__Given task__: Identify each line below containing the string "Difference" and copy it.

Stored items:
- - -

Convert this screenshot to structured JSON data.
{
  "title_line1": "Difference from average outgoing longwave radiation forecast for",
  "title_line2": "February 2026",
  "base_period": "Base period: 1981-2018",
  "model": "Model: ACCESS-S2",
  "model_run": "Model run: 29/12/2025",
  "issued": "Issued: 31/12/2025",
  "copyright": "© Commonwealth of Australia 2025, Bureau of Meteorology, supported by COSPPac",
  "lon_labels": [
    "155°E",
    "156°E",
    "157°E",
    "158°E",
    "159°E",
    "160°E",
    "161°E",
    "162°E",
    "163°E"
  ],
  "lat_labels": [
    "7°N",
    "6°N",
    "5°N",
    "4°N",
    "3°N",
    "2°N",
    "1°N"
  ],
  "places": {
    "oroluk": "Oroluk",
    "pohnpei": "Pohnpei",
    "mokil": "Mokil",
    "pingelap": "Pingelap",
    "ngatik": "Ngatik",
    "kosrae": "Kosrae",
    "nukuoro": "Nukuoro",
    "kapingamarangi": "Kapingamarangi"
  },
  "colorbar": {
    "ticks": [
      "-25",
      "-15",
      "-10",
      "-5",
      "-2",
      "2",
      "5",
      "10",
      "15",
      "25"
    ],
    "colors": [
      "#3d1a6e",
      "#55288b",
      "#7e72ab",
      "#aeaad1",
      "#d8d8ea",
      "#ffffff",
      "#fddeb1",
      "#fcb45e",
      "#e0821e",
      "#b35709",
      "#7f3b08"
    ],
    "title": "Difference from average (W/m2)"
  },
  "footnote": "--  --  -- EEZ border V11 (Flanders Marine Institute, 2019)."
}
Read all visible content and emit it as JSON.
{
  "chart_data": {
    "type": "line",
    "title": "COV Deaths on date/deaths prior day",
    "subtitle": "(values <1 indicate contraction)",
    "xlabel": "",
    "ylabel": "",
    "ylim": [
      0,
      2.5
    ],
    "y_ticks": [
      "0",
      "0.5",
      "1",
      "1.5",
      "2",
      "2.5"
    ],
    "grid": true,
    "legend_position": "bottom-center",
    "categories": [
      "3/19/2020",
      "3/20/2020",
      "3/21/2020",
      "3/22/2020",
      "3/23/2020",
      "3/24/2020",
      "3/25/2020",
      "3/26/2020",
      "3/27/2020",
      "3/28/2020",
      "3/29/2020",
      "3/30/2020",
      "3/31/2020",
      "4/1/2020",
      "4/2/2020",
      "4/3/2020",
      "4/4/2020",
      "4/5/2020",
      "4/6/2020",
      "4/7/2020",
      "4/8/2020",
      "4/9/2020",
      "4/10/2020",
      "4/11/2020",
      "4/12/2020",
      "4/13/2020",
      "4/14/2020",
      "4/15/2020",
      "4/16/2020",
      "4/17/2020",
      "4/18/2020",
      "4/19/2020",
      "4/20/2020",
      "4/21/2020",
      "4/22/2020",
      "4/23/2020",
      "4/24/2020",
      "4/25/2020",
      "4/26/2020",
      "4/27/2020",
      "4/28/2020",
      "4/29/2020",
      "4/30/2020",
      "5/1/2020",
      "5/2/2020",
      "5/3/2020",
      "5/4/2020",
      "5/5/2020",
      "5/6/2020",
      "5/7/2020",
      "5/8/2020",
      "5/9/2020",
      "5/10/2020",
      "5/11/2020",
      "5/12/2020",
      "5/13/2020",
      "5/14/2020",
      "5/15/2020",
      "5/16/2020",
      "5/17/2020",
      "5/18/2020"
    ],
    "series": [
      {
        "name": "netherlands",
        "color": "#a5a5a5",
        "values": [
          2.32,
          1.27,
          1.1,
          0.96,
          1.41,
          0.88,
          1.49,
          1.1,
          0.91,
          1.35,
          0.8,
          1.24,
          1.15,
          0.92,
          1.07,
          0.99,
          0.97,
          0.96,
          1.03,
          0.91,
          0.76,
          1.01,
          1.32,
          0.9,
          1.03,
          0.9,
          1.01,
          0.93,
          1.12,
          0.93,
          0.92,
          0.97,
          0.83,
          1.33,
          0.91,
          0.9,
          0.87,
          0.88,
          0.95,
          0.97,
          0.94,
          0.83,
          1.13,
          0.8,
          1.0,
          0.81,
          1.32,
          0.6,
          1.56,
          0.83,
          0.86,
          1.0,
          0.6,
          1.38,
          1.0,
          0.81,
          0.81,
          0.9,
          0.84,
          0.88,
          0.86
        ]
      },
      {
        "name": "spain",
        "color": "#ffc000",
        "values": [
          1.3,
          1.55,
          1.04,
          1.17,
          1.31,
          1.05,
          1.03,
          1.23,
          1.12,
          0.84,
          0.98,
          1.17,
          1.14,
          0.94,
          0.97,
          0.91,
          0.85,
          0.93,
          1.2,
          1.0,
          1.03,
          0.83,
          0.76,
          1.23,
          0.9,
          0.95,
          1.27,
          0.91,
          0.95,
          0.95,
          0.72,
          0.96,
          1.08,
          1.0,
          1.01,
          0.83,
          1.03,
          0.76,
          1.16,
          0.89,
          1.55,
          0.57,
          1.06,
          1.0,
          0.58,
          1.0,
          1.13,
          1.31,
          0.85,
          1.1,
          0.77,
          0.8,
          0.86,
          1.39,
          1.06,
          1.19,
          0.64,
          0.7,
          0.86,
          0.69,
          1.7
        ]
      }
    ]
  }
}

- - -

__Result for this exercise__:
  "title_line1": "Difference from average outgoing longwave radiation forecast for",
    "title": "Difference from average (W/m2)"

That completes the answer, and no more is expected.